• _Texto fornecido_
Durante todo o longa, o diretor, aparentando uma necessidade de mostrar que domina a linguagem cinematográfica, Shyamalan abusa de planos sem qualquer lógica, como o uso de câmeras subjetiva; como visto no terceiro ato, por exemplo, quando uma personagem demonstra um estado de dopagem e a câmera, com a imagem turva, mostra a personagem, consequentemente não pondo o espectador na posição da vítima (o que seria o mais lógico). Ademais, os flashbacks de Casey não seguem um padrão, pois, fora o fato das transições não serem nada sutis em seus cortes, o diretor de uma hora para outra decide usar um fade out (imagem escurecendo) demonstrando total incoerência narrativa. Inclusive, até numa simples conversa com plano e contra plano, o diretor abusa do excesso, como podemos ver nos três longos diálogos entre Dennis e a Doutora que não agregam em nada.

• _Enunciado a_
Reescreva as linhas de dados, do início delas até a linha que contém "738, 128, 752]", inclusive, trocando "Point" por "Marker" e sem alterar mais nada.

(Entradas de dados salvas)
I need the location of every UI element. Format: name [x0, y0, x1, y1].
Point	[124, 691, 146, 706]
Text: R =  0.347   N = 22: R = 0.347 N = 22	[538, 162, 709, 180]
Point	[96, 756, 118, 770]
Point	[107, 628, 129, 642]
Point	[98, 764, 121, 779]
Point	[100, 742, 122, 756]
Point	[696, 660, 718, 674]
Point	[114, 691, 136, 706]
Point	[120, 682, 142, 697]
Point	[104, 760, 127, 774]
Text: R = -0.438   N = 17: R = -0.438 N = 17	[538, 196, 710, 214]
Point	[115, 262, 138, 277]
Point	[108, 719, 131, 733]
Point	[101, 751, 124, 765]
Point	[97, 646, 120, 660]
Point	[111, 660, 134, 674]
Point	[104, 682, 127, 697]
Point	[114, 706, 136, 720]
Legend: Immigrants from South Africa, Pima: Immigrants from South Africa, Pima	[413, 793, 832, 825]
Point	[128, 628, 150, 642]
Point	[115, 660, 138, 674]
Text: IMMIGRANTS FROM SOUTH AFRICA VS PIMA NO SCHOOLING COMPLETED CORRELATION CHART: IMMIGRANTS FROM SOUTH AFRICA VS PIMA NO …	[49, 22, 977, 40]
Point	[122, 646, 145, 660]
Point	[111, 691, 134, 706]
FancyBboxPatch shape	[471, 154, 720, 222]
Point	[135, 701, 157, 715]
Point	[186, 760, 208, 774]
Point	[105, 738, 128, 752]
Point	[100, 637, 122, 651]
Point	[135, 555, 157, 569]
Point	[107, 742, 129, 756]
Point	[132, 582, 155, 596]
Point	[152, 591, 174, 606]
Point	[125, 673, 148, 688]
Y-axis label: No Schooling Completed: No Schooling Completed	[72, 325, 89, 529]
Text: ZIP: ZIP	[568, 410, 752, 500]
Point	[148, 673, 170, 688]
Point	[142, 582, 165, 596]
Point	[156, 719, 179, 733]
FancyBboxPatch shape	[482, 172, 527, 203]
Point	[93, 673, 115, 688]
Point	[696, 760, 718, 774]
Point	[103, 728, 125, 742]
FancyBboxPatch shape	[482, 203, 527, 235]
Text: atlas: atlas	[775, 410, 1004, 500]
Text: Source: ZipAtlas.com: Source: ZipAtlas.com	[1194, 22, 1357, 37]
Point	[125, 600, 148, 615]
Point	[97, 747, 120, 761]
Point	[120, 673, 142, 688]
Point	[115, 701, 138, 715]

• _Enunciado b_
Segundo o texto fornecido, que recurso o diretor decide usar de uma hora para outra nos flashbacks de Casey?

• _Resolução a_
I need the location of every UI element. Format: name [x0, y0, x1, y1].
Marker	[124, 691, 146, 706]
Text: R =  0.347   N = 22: R = 0.347 N = 22	[538, 162, 709, 180]
Marker	[96, 756, 118, 770]
Marker	[107, 628, 129, 642]
Marker	[98, 764, 121, 779]
Marker	[100, 742, 122, 756]
Marker	[696, 660, 718, 674]
Marker	[114, 691, 136, 706]
Marker	[120, 682, 142, 697]
Marker	[104, 760, 127, 774]
Text: R = -0.438   N = 17: R = -0.438 N = 17	[538, 196, 710, 214]
Marker	[115, 262, 138, 277]
Marker	[108, 719, 131, 733]
Marker	[101, 751, 124, 765]
Marker	[97, 646, 120, 660]
Marker	[111, 660, 134, 674]
Marker	[104, 682, 127, 697]
Marker	[114, 706, 136, 720]
Legend: Immigrants from South Africa, Pima: Immigrants from South Africa, Pima	[413, 793, 832, 825]
Marker	[128, 628, 150, 642]
Marker	[115, 660, 138, 674]
Text: IMMIGRANTS FROM SOUTH AFRICA VS PIMA NO SCHOOLING COMPLETED CORRELATION CHART: IMMIGRANTS FROM SOUTH AFRICA VS PIMA NO …	[49, 22, 977, 40]
Marker	[122, 646, 145, 660]
Marker	[111, 691, 134, 706]
FancyBboxPatch shape	[471, 154, 720, 222]
Marker	[135, 701, 157, 715]
Marker	[186, 760, 208, 774]
Marker	[105, 738, 128, 752]

• _Resolução b_
Um fade out (imagem escurecendo).